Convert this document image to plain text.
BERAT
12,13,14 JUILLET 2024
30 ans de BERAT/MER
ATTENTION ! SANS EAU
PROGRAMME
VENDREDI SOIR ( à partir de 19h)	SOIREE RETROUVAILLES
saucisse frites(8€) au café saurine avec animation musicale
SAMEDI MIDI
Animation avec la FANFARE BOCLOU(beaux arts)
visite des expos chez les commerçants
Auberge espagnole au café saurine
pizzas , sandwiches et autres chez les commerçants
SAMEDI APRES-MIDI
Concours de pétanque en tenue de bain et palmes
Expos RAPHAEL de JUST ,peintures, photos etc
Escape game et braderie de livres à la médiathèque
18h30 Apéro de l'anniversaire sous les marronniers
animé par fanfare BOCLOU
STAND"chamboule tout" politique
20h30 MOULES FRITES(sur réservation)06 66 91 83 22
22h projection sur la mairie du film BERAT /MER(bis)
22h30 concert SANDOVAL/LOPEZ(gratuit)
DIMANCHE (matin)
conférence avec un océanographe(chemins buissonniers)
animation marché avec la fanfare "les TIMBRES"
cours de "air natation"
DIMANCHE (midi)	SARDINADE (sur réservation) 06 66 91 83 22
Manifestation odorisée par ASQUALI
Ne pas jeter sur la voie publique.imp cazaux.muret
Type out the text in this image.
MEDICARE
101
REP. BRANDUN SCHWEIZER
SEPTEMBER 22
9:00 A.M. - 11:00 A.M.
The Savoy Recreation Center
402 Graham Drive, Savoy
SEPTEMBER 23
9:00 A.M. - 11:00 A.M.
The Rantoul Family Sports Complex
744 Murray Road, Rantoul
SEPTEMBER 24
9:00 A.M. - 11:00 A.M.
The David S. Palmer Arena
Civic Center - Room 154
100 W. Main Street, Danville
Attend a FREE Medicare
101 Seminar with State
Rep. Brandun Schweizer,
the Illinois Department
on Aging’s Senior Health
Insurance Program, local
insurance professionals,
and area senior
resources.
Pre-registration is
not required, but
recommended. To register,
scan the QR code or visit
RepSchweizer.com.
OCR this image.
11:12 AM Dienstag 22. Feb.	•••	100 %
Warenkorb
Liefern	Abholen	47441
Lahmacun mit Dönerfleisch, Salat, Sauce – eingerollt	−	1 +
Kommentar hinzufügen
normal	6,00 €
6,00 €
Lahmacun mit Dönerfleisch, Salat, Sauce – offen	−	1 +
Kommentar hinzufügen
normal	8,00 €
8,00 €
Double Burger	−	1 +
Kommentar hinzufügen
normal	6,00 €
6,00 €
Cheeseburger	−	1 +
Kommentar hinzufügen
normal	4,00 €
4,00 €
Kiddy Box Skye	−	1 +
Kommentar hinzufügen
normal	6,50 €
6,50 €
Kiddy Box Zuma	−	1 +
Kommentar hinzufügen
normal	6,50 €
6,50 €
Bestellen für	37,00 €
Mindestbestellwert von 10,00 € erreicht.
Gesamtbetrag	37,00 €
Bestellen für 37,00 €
* * *
* Written request: Quote the entire listing above exactly.

* Final result:
Convert this document image to plain text.
BERAT
12,13,14 JUILLET 2024
30 ans de BERAT/MER
ATTENTION ! SANS EAU
PROGRAMME
VENDREDI SOIR ( à partir de 19h)	SOIREE RETROUVAILLES
saucisse frites(8€) au café saurine avec animation musicale
SAMEDI MIDI
Animation avec la FANFARE BOCLOU(beaux arts)
visite des expos chez les commerçants
Auberge espagnole au café saurine
pizzas , sandwiches et autres chez les commerçants
SAMEDI APRES-MIDI
Concours de pétanque en tenue de bain et palmes
Expos RAPHAEL de JUST ,peintures, photos etc
Escape game et braderie de livres à la médiathèque
18h30 Apéro de l'anniversaire sous les marronniers
animé par fanfare BOCLOU
STAND"chamboule tout" politique
20h30 MOULES FRITES(sur réservation)06 66 91 83 22
22h projection sur la mairie du film BERAT /MER(bis)
22h30 concert SANDOVAL/LOPEZ(gratuit)
DIMANCHE (matin)
conférence avec un océanographe(chemins buissonniers)
animation marché avec la fanfare "les TIMBRES"
cours de "air natation"
DIMANCHE (midi)	SARDINADE (sur réservation) 06 66 91 83 22
Manifestation odorisée par ASQUALI
Ne pas jeter sur la voie publique.imp cazaux.muret
Type out the text in this image.
MEDICARE
101
REP. BRANDUN SCHWEIZER
SEPTEMBER 22
9:00 A.M. - 11:00 A.M.
The Savoy Recreation Center
402 Graham Drive, Savoy
SEPTEMBER 23
9:00 A.M. - 11:00 A.M.
The Rantoul Family Sports Complex
744 Murray Road, Rantoul
SEPTEMBER 24
9:00 A.M. - 11:00 A.M.
The David S. Palmer Arena
Civic Center - Room 154
100 W. Main Street, Danville
Attend a FREE Medicare
101 Seminar with State
Rep. Brandun Schweizer,
the Illinois Department
on Aging’s Senior Health
Insurance Program, local
insurance professionals,
and area senior
resources.
Pre-registration is
not required, but
recommended. To register,
scan the QR code or visit
RepSchweizer.com.
OCR this image.
11:12 AM Dienstag 22. Feb.	•••	100 %
Warenkorb
Liefern	Abholen	47441
Lahmacun mit Dönerfleisch, Salat, Sauce – eingerollt	−	1 +
Kommentar hinzufügen
normal	6,00 €
6,00 €
Lahmacun mit Dönerfleisch, Salat, Sauce – offen	−	1 +
Kommentar hinzufügen
normal	8,00 €
8,00 €
Double Burger	−	1 +
Kommentar hinzufügen
normal	6,00 €
6,00 €
Cheeseburger	−	1 +
Kommentar hinzufügen
normal	4,00 €
4,00 €
Kiddy Box Skye	−	1 +
Kommentar hinzufügen
normal	6,50 €
6,50 €
Kiddy Box Zuma	−	1 +
Kommentar hinzufügen
normal	6,50 €
6,50 €
Bestellen für	37,00 €
Mindestbestellwert von 10,00 € erreicht.
Gesamtbetrag	37,00 €
Bestellen für 37,00 €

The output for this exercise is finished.